(Stored items)
---

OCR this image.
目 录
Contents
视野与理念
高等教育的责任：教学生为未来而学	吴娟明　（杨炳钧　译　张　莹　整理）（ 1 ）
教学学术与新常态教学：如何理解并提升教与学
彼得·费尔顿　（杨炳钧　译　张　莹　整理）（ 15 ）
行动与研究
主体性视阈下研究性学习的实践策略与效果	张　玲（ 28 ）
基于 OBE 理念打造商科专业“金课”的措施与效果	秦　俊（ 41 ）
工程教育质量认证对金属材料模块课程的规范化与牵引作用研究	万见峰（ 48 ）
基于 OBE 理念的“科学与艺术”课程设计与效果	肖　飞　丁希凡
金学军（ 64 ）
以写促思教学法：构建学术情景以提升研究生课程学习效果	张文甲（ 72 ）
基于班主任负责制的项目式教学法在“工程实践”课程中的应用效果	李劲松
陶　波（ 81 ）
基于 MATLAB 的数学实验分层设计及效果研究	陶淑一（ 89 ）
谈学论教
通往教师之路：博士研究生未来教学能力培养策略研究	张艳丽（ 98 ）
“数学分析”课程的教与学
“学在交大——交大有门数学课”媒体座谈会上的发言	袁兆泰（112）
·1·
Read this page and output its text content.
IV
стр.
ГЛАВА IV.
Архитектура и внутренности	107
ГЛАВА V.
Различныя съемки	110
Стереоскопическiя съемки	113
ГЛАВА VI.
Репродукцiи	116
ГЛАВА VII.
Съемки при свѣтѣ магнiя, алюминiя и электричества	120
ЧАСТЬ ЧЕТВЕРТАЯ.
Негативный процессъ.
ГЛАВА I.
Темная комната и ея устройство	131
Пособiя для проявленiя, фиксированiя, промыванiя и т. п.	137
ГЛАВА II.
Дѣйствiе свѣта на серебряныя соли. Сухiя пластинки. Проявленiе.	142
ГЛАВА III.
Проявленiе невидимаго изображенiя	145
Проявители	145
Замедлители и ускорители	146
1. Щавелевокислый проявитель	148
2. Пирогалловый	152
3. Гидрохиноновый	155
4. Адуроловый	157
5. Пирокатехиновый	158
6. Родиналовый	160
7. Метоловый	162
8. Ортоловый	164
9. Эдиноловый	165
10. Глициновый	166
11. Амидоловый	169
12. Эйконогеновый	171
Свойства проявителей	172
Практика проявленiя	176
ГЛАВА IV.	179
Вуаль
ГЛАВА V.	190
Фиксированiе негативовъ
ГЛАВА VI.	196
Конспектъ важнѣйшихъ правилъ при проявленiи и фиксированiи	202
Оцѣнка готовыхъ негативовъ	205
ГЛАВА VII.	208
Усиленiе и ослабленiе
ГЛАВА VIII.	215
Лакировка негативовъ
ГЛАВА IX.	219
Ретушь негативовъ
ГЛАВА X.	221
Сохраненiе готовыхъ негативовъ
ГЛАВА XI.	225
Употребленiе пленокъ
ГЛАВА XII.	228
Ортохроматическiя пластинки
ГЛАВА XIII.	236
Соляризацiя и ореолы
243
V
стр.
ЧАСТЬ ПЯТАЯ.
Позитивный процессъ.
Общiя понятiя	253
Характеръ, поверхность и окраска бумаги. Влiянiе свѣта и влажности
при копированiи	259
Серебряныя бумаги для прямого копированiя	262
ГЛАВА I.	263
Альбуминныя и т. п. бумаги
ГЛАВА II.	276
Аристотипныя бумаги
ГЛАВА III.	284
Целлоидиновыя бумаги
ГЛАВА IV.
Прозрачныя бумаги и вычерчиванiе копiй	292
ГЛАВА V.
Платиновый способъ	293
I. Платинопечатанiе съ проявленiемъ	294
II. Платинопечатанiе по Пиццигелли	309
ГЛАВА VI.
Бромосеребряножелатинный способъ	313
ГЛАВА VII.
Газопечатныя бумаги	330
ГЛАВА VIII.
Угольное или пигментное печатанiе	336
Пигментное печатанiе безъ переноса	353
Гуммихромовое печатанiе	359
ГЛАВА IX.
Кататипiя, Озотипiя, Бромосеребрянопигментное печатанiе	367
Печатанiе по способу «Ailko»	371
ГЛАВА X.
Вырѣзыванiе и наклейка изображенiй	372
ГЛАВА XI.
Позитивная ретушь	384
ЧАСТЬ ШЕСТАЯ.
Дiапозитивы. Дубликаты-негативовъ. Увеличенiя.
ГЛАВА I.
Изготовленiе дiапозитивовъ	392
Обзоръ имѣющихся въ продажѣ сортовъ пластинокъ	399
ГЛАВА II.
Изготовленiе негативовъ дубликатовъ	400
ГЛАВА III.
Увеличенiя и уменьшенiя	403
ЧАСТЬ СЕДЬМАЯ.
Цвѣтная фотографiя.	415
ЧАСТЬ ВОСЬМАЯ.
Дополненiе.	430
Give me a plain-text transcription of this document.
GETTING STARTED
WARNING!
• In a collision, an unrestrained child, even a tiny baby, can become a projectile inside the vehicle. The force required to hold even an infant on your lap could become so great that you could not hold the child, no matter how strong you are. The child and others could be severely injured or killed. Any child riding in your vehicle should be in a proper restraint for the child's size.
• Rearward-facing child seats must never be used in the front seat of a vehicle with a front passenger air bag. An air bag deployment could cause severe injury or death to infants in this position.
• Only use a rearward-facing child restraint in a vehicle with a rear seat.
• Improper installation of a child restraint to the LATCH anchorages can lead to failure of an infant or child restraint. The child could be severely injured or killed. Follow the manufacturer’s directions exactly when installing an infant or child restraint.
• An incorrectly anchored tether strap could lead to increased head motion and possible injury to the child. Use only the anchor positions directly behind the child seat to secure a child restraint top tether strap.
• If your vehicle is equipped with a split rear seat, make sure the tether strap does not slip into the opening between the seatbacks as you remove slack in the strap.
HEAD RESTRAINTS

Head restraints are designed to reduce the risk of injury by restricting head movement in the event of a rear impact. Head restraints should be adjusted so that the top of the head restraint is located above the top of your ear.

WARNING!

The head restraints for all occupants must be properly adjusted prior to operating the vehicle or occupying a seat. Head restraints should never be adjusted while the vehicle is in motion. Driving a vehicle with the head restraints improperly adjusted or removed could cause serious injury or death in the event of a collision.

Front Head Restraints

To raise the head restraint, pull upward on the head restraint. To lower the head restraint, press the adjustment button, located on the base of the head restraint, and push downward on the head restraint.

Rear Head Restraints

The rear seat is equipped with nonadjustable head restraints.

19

---

Do this :: Reproduce the records in full, exactly as written.

Output for this task ::
OCR this image.
目 录
Contents
视野与理念
高等教育的责任：教学生为未来而学	吴娟明　（杨炳钧　译　张　莹　整理）（ 1 ）
教学学术与新常态教学：如何理解并提升教与学
彼得·费尔顿　（杨炳钧　译　张　莹　整理）（ 15 ）
行动与研究
主体性视阈下研究性学习的实践策略与效果	张　玲（ 28 ）
基于 OBE 理念打造商科专业“金课”的措施与效果	秦　俊（ 41 ）
工程教育质量认证对金属材料模块课程的规范化与牵引作用研究	万见峰（ 48 ）
基于 OBE 理念的“科学与艺术”课程设计与效果	肖　飞　丁希凡
金学军（ 64 ）
以写促思教学法：构建学术情景以提升研究生课程学习效果	张文甲（ 72 ）
基于班主任负责制的项目式教学法在“工程实践”课程中的应用效果	李劲松
陶　波（ 81 ）
基于 MATLAB 的数学实验分层设计及效果研究	陶淑一（ 89 ）
谈学论教
通往教师之路：博士研究生未来教学能力培养策略研究	张艳丽（ 98 ）
“数学分析”课程的教与学
“学在交大——交大有门数学课”媒体座谈会上的发言	袁兆泰（112）
·1·
Read this page and output its text content.
IV
стр.
ГЛАВА IV.
Архитектура и внутренности	107
ГЛАВА V.
Различныя съемки	110
Стереоскопическiя съемки	113
ГЛАВА VI.
Репродукцiи	116
ГЛАВА VII.
Съемки при свѣтѣ магнiя, алюминiя и электричества	120
ЧАСТЬ ЧЕТВЕРТАЯ.
Негативный процессъ.
ГЛАВА I.
Темная комната и ея устройство	131
Пособiя для проявленiя, фиксированiя, промыванiя и т. п.	137
ГЛАВА II.
Дѣйствiе свѣта на серебряныя соли. Сухiя пластинки. Проявленiе.	142
ГЛАВА III.
Проявленiе невидимаго изображенiя	145
Проявители	145
Замедлители и ускорители	146
1. Щавелевокислый проявитель	148
2. Пирогалловый	152
3. Гидрохиноновый	155
4. Адуроловый	157
5. Пирокатехиновый	158
6. Родиналовый	160
7. Метоловый	162
8. Ортоловый	164
9. Эдиноловый	165
10. Глициновый	166
11. Амидоловый	169
12. Эйконогеновый	171
Свойства проявителей	172
Практика проявленiя	176
ГЛАВА IV.	179
Вуаль
ГЛАВА V.	190
Фиксированiе негативовъ
ГЛАВА VI.	196
Конспектъ важнѣйшихъ правилъ при проявленiи и фиксированiи	202
Оцѣнка готовыхъ негативовъ	205
ГЛАВА VII.	208
Усиленiе и ослабленiе
ГЛАВА VIII.	215
Лакировка негативовъ
ГЛАВА IX.	219
Ретушь негативовъ
ГЛАВА X.	221
Сохраненiе готовыхъ негативовъ
ГЛАВА XI.	225
Употребленiе пленокъ
ГЛАВА XII.	228
Ортохроматическiя пластинки
ГЛАВА XIII.	236
Соляризацiя и ореолы
243
V
стр.
ЧАСТЬ ПЯТАЯ.
Позитивный процессъ.
Общiя понятiя	253
Характеръ, поверхность и окраска бумаги. Влiянiе свѣта и влажности
при копированiи	259
Серебряныя бумаги для прямого копированiя	262
ГЛАВА I.	263
Альбуминныя и т. п. бумаги
ГЛАВА II.	276
Аристотипныя бумаги
ГЛАВА III.	284
Целлоидиновыя бумаги
ГЛАВА IV.
Прозрачныя бумаги и вычерчиванiе копiй	292
ГЛАВА V.
Платиновый способъ	293
I. Платинопечатанiе съ проявленiемъ	294
II. Платинопечатанiе по Пиццигелли	309
ГЛАВА VI.
Бромосеребряножелатинный способъ	313
ГЛАВА VII.
Газопечатныя бумаги	330
ГЛАВА VIII.
Угольное или пигментное печатанiе	336
Пигментное печатанiе безъ переноса	353
Гуммихромовое печатанiе	359
ГЛАВА IX.
Кататипiя, Озотипiя, Бромосеребрянопигментное печатанiе	367
Печатанiе по способу «Ailko»	371
ГЛАВА X.
Вырѣзыванiе и наклейка изображенiй	372
ГЛАВА XI.
Позитивная ретушь	384
ЧАСТЬ ШЕСТАЯ.
Дiапозитивы. Дубликаты-негативовъ. Увеличенiя.
ГЛАВА I.
Изготовленiе дiапозитивовъ	392
Обзоръ имѣющихся въ продажѣ сортовъ пластинокъ	399
ГЛАВА II.
Изготовленiе негативовъ дубликатовъ	400
ГЛАВА III.
Увеличенiя и уменьшенiя	403
ЧАСТЬ СЕДЬМАЯ.
Цвѣтная фотографiя.	415
ЧАСТЬ ВОСЬМАЯ.
Дополненiе.	430
Give me a plain-text transcription of this document.
GETTING STARTED
WARNING!
• In a collision, an unrestrained child, even a tiny baby, can become a projectile inside the vehicle. The force required to hold even an infant on your lap could become so great that you could not hold the child, no matter how strong you are. The child and others could be severely injured or killed. Any child riding in your vehicle should be in a proper restraint for the child's size.
• Rearward-facing child seats must never be used in the front seat of a vehicle with a front passenger air bag. An air bag deployment could cause severe injury or death to infants in this position.
• Only use a rearward-facing child restraint in a vehicle with a rear seat.
• Improper installation of a child restraint to the LATCH anchorages can lead to failure of an infant or child restraint. The child could be severely injured or killed. Follow the manufacturer’s directions exactly when installing an infant or child restraint.
• An incorrectly anchored tether strap could lead to increased head motion and possible injury to the child. Use only the anchor positions directly behind the child seat to secure a child restraint top tether strap.
• If your vehicle is equipped with a split rear seat, make sure the tether strap does not slip into the opening between the seatbacks as you remove slack in the strap.
HEAD RESTRAINTS

Head restraints are designed to reduce the risk of injury by restricting head movement in the event of a rear impact. Head restraints should be adjusted so that the top of the head restraint is located above the top of your ear.

WARNING!

The head restraints for all occupants must be properly adjusted prior to operating the vehicle or occupying a seat. Head restraints should never be adjusted while the vehicle is in motion. Driving a vehicle with the head restraints improperly adjusted or removed could cause serious injury or death in the event of a collision.

Front Head Restraints

To raise the head restraint, pull upward on the head restraint. To lower the head restraint, press the adjustment button, located on the base of the head restraint, and push downward on the head restraint.

Rear Head Restraints

The rear seat is equipped with nonadjustable head restraints.

19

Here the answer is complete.